REQUIRED WORK: Search the material and gather each line with "Output" in it.

INPUT ROWS:
● ● ● ●
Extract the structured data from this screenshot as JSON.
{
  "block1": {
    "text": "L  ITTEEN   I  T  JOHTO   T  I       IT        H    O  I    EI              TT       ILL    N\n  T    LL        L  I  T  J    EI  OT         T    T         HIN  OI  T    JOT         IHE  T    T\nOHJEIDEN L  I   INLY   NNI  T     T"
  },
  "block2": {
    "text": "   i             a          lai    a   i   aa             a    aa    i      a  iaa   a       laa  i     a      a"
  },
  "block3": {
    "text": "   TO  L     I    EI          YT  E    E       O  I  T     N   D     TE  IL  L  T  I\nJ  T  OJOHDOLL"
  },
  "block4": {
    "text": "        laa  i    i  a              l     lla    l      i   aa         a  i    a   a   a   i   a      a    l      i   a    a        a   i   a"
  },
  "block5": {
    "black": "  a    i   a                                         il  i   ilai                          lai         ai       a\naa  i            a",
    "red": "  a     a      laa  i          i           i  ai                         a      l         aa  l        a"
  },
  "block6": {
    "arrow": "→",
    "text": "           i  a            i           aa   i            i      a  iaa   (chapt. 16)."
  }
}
● ● ● ●
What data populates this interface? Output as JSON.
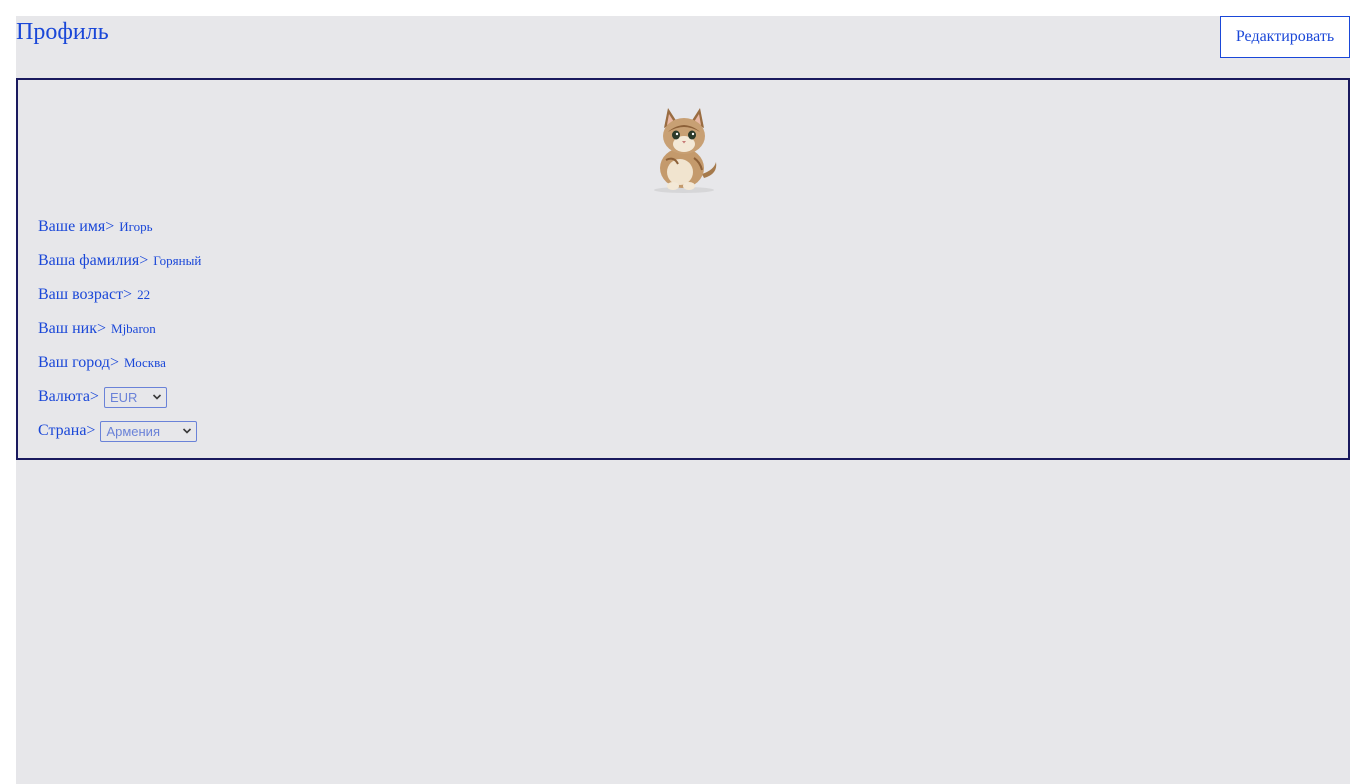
● ● ● ●
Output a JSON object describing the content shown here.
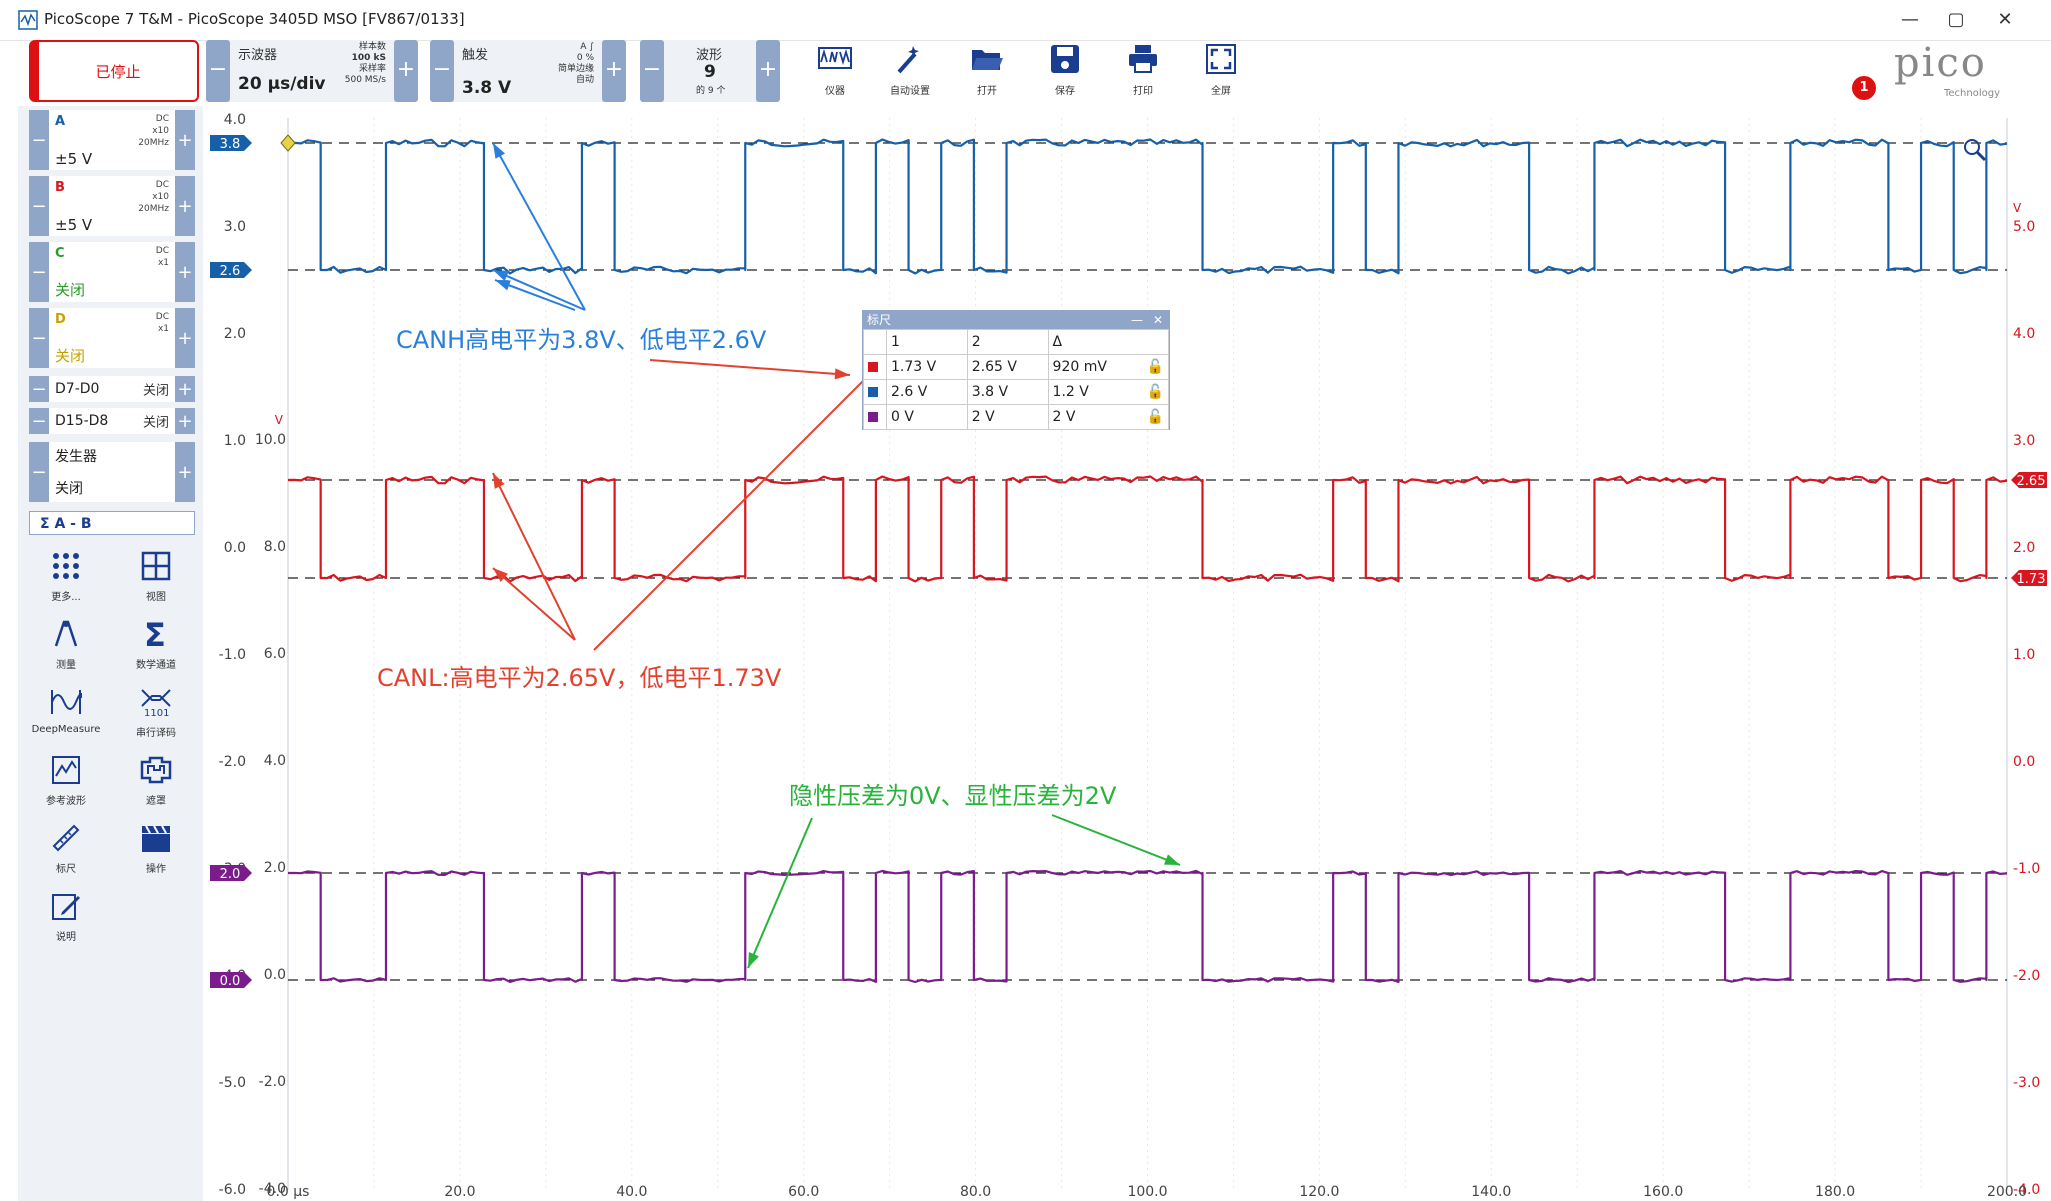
● ● ● ●
ANSWER BELOW:
What data populates this interface? Output as JSON.
Output a JSON object describing the content shown here.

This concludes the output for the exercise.